* **TASK TO CARRY OUT**
Take down each entry exactly as written.
========
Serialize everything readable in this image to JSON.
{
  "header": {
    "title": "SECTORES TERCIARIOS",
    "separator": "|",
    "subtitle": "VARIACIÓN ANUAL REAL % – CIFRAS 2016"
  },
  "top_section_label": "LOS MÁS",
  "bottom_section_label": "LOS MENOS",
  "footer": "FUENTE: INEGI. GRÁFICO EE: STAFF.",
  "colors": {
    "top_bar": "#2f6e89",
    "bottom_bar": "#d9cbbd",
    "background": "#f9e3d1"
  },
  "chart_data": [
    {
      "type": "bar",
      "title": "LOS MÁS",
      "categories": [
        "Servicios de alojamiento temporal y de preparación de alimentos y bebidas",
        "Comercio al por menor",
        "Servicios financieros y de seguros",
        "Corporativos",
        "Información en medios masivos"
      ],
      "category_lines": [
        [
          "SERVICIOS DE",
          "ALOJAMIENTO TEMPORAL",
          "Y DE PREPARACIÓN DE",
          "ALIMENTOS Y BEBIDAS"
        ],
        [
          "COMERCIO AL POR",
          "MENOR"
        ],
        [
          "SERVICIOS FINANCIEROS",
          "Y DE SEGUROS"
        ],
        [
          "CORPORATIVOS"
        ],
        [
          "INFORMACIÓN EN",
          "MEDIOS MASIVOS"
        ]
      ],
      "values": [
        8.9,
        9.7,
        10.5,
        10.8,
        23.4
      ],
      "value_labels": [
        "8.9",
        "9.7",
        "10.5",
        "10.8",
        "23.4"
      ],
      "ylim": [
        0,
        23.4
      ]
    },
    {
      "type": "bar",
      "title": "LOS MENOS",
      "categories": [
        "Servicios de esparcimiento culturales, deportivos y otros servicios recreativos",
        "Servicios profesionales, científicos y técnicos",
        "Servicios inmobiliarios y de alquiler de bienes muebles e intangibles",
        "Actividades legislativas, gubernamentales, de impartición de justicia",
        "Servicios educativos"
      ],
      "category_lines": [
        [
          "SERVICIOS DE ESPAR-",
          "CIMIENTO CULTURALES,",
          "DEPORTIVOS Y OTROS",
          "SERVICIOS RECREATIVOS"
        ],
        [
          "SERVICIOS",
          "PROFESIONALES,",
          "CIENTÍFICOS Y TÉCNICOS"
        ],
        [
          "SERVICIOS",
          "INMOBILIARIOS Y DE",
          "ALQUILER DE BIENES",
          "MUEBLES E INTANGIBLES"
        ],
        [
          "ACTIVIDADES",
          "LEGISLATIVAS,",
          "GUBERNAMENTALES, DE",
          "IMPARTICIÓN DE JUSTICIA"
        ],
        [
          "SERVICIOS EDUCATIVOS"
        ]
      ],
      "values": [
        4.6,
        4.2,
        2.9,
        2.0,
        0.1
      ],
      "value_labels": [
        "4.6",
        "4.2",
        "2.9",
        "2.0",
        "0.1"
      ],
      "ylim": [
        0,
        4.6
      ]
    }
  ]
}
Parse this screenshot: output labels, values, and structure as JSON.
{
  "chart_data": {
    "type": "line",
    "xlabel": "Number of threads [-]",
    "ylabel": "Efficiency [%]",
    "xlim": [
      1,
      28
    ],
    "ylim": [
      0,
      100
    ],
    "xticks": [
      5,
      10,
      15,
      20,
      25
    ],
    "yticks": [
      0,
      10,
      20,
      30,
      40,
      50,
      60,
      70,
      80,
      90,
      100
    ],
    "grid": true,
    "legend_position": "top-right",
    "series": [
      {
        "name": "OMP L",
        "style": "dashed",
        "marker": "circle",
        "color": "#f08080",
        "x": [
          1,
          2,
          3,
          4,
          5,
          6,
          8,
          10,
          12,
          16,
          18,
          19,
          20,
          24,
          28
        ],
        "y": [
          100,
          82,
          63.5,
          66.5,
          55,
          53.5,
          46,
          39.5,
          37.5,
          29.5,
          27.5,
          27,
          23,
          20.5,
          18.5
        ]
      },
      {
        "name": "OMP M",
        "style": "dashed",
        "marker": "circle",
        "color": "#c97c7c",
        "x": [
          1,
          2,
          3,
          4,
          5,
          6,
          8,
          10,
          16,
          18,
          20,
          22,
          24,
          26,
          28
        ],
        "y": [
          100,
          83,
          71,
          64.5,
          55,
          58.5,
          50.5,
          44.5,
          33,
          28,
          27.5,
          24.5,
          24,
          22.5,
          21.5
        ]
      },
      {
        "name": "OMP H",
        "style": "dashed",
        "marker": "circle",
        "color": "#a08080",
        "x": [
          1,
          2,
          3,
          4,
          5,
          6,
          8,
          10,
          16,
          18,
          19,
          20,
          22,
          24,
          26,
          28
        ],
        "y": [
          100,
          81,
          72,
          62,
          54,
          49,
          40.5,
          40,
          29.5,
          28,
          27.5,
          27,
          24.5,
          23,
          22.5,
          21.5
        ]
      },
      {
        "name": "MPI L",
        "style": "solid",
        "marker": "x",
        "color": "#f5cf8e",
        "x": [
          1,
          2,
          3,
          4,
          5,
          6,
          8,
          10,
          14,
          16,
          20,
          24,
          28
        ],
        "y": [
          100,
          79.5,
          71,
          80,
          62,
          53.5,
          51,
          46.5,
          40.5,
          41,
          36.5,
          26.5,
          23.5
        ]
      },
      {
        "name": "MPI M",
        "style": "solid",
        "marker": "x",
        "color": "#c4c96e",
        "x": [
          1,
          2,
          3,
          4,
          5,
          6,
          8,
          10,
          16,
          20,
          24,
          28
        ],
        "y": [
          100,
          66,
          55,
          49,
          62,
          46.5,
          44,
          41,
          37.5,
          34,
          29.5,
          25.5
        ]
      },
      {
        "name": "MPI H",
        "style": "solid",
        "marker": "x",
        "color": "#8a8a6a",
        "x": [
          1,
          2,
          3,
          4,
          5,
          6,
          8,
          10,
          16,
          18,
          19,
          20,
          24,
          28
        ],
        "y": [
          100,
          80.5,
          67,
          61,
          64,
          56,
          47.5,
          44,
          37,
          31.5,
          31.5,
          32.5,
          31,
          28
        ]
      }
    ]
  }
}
========
* **WORKED ANSWER**
Serialize everything readable in this image to JSON.
{
  "header": {
    "title": "SECTORES TERCIARIOS",
    "separator": "|",
    "subtitle": "VARIACIÓN ANUAL REAL % – CIFRAS 2016"
  },
  "top_section_label": "LOS MÁS",
  "bottom_section_label": "LOS MENOS",
  "footer": "FUENTE: INEGI. GRÁFICO EE: STAFF.",
  "colors": {
    "top_bar": "#2f6e89",
    "bottom_bar": "#d9cbbd",
    "background": "#f9e3d1"
  },
  "chart_data": [
    {
      "type": "bar",
      "title": "LOS MÁS",
      "categories": [
        "Servicios de alojamiento temporal y de preparación de alimentos y bebidas",
        "Comercio al por menor",
        "Servicios financieros y de seguros",
        "Corporativos",
        "Información en medios masivos"
      ],
      "category_lines": [
        [
          "SERVICIOS DE",
          "ALOJAMIENTO TEMPORAL",
          "Y DE PREPARACIÓN DE",
          "ALIMENTOS Y BEBIDAS"
        ],
        [
          "COMERCIO AL POR",
          "MENOR"
        ],
        [
          "SERVICIOS FINANCIEROS",
          "Y DE SEGUROS"
        ],
        [
          "CORPORATIVOS"
        ],
        [
          "INFORMACIÓN EN",
          "MEDIOS MASIVOS"
        ]
      ],
      "values": [
        8.9,
        9.7,
        10.5,
        10.8,
        23.4
      ],
      "value_labels": [
        "8.9",
        "9.7",
        "10.5",
        "10.8",
        "23.4"
      ],
      "ylim": [
        0,
        23.4
      ]
    },
    {
      "type": "bar",
      "title": "LOS MENOS",
      "categories": [
        "Servicios de esparcimiento culturales, deportivos y otros servicios recreativos",
        "Servicios profesionales, científicos y técnicos",
        "Servicios inmobiliarios y de alquiler de bienes muebles e intangibles",
        "Actividades legislativas, gubernamentales, de impartición de justicia",
        "Servicios educativos"
      ],
      "category_lines": [
        [
          "SERVICIOS DE ESPAR-",
          "CIMIENTO CULTURALES,",
          "DEPORTIVOS Y OTROS",
          "SERVICIOS RECREATIVOS"
        ],
        [
          "SERVICIOS",
          "PROFESIONALES,",
          "CIENTÍFICOS Y TÉCNICOS"
        ],
        [
          "SERVICIOS",
          "INMOBILIARIOS Y DE",
          "ALQUILER DE BIENES",
          "MUEBLES E INTANGIBLES"
        ],
        [
          "ACTIVIDADES",
          "LEGISLATIVAS,",
          "GUBERNAMENTALES, DE",
          "IMPARTICIÓN DE JUSTICIA"
        ],
        [
          "SERVICIOS EDUCATIVOS"
        ]
      ],
      "values": [
        4.6,
        4.2,
        2.9,
        2.0,
        0.1
      ],
      "value_labels": [
        "4.6",
        "4.2",
        "2.9",
        "2.0",
        "0.1"
      ],
      "ylim": [
        0,
        4.6
      ]
    }
  ]
}
Parse this screenshot: output labels, values, and structure as JSON.
{
  "chart_data": {
    "type": "line",
    "xlabel": "Number of threads [-]",
    "ylabel": "Efficiency [%]",
    "xlim": [
      1,
      28
    ],
    "ylim": [
      0,
      100
    ],
    "xticks": [
      5,
      10,
      15,
      20,
      25
    ],
    "yticks": [
      0,
      10,
      20,
      30,
      40,
      50,
      60,
      70,
      80,
      90,
      100
    ],
    "grid": true,
    "legend_position": "top-right",
    "series": [
      {
        "name": "OMP L",
        "style": "dashed",
        "marker": "circle",
        "color": "#f08080",
        "x": [
          1,
          2,
          3,
          4,
          5,
          6,
          8,
          10,
          12,
          16,
          18,
          19,
          20,
          24,
          28
        ],
        "y": [
          100,
          82,
          63.5,
          66.5,
          55,
          53.5,
          46,
          39.5,
          37.5,
          29.5,
          27.5,
          27,
          23,
          20.5,
          18.5
        ]
      },
      {
        "name": "OMP M",
        "style": "dashed",
        "marker": "circle",
        "color": "#c97c7c",
        "x": [
          1,
          2,
          3,
          4,
          5,
          6,
          8,
          10,
          16,
          18,
          20,
          22,
          24,
          26,
          28
        ],
        "y": [
          100,
          83,
          71,
          64.5,
          55,
          58.5,
          50.5,
          44.5,
          33,
          28,
          27.5,
          24.5,
          24,
          22.5,
          21.5
        ]
      },
      {
        "name": "OMP H",
        "style": "dashed",
        "marker": "circle",
        "color": "#a08080",
        "x": [
          1,
          2,
          3,
          4,
          5,
          6,
          8,
          10,
          16,
          18,
          19,
          20,
          22,
          24,
          26,
          28
        ],
        "y": [
          100,
          81,
          72,
          62,
          54,
          49,
          40.5,
          40,
          29.5,
          28,
          27.5,
          27,
          24.5,
          23,
          22.5,
          21.5
        ]
      },
      {
        "name": "MPI L",
        "style": "solid",
        "marker": "x",
        "color": "#f5cf8e",
        "x": [
          1,
          2,
          3,
          4,
          5,
          6,
          8,
          10,
          14,
          16,
          20,
          24,
          28
        ],
        "y": [
          100,
          79.5,
          71,
          80,
          62,
          53.5,
          51,
          46.5,
          40.5,
          41,
          36.5,
          26.5,
          23.5
        ]
      },
      {
        "name": "MPI M",
        "style": "solid",
        "marker": "x",
        "color": "#c4c96e",
        "x": [
          1,
          2,
          3,
          4,
          5,
          6,
          8,
          10,
          16,
          20,
          24,
          28
        ],
        "y": [
          100,
          66,
          55,
          49,
          62,
          46.5,
          44,
          41,
          37.5,
          34,
          29.5,
          25.5
        ]
      },
      {
        "name": "MPI H",
        "style": "solid",
        "marker": "x",
        "color": "#8a8a6a",
        "x": [
          1,
          2,
          3,
          4,
          5,
          6,
          8,
          10,
          16,
          18,
          19,
          20,
          24,
          28
        ],
        "y": [
          100,
          80.5,
          67,
          61,
          64,
          56,
          47.5,
          44,
          37,
          31.5,
          31.5,
          32.5,
          31,
          28
        ]
      }
    ]
  }
}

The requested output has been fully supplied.